What to work on: Print all the data, keeping every line exactly as it is.

Available records:
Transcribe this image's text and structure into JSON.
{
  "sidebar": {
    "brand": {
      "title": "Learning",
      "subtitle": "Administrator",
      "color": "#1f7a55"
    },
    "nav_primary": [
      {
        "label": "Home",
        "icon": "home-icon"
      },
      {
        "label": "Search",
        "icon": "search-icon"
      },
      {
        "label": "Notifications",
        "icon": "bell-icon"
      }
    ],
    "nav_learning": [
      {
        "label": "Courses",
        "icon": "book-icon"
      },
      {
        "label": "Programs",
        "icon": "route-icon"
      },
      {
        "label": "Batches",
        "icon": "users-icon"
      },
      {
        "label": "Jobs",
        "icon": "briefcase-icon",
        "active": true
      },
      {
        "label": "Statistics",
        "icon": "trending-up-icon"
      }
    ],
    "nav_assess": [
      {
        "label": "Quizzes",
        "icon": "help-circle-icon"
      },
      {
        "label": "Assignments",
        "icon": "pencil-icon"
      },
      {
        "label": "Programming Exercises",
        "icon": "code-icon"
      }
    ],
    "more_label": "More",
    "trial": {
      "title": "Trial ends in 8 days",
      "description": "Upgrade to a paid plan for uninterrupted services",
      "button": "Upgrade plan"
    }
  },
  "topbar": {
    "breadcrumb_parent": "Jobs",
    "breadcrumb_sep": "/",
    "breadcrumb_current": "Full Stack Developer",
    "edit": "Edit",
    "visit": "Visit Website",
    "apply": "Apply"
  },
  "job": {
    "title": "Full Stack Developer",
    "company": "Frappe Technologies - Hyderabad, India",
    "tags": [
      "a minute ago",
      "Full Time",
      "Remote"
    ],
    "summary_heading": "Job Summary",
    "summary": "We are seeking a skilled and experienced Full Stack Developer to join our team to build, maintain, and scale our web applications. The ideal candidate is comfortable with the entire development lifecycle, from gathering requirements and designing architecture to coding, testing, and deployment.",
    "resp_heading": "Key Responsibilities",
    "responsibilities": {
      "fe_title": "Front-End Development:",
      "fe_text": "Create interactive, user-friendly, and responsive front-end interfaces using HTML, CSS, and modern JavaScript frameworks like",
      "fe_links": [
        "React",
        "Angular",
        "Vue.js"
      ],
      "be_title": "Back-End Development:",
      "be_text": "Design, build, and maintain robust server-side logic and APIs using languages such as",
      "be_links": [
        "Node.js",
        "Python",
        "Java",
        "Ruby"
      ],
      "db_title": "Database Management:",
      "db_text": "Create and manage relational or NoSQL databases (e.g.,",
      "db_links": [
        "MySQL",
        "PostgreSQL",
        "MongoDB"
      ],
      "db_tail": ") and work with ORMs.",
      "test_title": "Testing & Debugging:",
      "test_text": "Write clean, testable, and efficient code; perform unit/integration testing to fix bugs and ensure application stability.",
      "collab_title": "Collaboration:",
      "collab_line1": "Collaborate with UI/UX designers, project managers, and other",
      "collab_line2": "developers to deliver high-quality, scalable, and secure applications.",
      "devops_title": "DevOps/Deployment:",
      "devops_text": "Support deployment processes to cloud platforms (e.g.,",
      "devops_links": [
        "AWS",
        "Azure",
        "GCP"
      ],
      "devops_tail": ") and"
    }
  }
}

Output of the exercise:
Transcribe this image's text and structure into JSON.
{
  "sidebar": {
    "brand": {
      "title": "Learning",
      "subtitle": "Administrator",
      "color": "#1f7a55"
    },
    "nav_primary": [
      {
        "label": "Home",
        "icon": "home-icon"
      },
      {
        "label": "Search",
        "icon": "search-icon"
      },
      {
        "label": "Notifications",
        "icon": "bell-icon"
      }
    ],
    "nav_learning": [
      {
        "label": "Courses",
        "icon": "book-icon"
      },
      {
        "label": "Programs",
        "icon": "route-icon"
      },
      {
        "label": "Batches",
        "icon": "users-icon"
      },
      {
        "label": "Jobs",
        "icon": "briefcase-icon",
        "active": true
      },
      {
        "label": "Statistics",
        "icon": "trending-up-icon"
      }
    ],
    "nav_assess": [
      {
        "label": "Quizzes",
        "icon": "help-circle-icon"
      },
      {
        "label": "Assignments",
        "icon": "pencil-icon"
      },
      {
        "label": "Programming Exercises",
        "icon": "code-icon"
      }
    ],
    "more_label": "More",
    "trial": {
      "title": "Trial ends in 8 days",
      "description": "Upgrade to a paid plan for uninterrupted services",
      "button": "Upgrade plan"
    }
  },
  "topbar": {
    "breadcrumb_parent": "Jobs",
    "breadcrumb_sep": "/",
    "breadcrumb_current": "Full Stack Developer",
    "edit": "Edit",
    "visit": "Visit Website",
    "apply": "Apply"
  },
  "job": {
    "title": "Full Stack Developer",
    "company": "Frappe Technologies - Hyderabad, India",
    "tags": [
      "a minute ago",
      "Full Time",
      "Remote"
    ],
    "summary_heading": "Job Summary",
    "summary": "We are seeking a skilled and experienced Full Stack Developer to join our team to build, maintain, and scale our web applications. The ideal candidate is comfortable with the entire development lifecycle, from gathering requirements and designing architecture to coding, testing, and deployment.",
    "resp_heading": "Key Responsibilities",
    "responsibilities": {
      "fe_title": "Front-End Development:",
      "fe_text": "Create interactive, user-friendly, and responsive front-end interfaces using HTML, CSS, and modern JavaScript frameworks like",
      "fe_links": [
        "React",
        "Angular",
        "Vue.js"
      ],
      "be_title": "Back-End Development:",
      "be_text": "Design, build, and maintain robust server-side logic and APIs using languages such as",
      "be_links": [
        "Node.js",
        "Python",
        "Java",
        "Ruby"
      ],
      "db_title": "Database Management:",
      "db_text": "Create and manage relational or NoSQL databases (e.g.,",
      "db_links": [
        "MySQL",
        "PostgreSQL",
        "MongoDB"
      ],
      "db_tail": ") and work with ORMs.",
      "test_title": "Testing & Debugging:",
      "test_text": "Write clean, testable, and efficient code; perform unit/integration testing to fix bugs and ensure application stability.",
      "collab_title": "Collaboration:",
      "collab_line1": "Collaborate with UI/UX designers, project managers, and other",
      "collab_line2": "developers to deliver high-quality, scalable, and secure applications.",
      "devops_title": "DevOps/Deployment:",
      "devops_text": "Support deployment processes to cloud platforms (e.g.,",
      "devops_links": [
        "AWS",
        "Azure",
        "GCP"
      ],
      "devops_tail": ") and"
    }
  }
}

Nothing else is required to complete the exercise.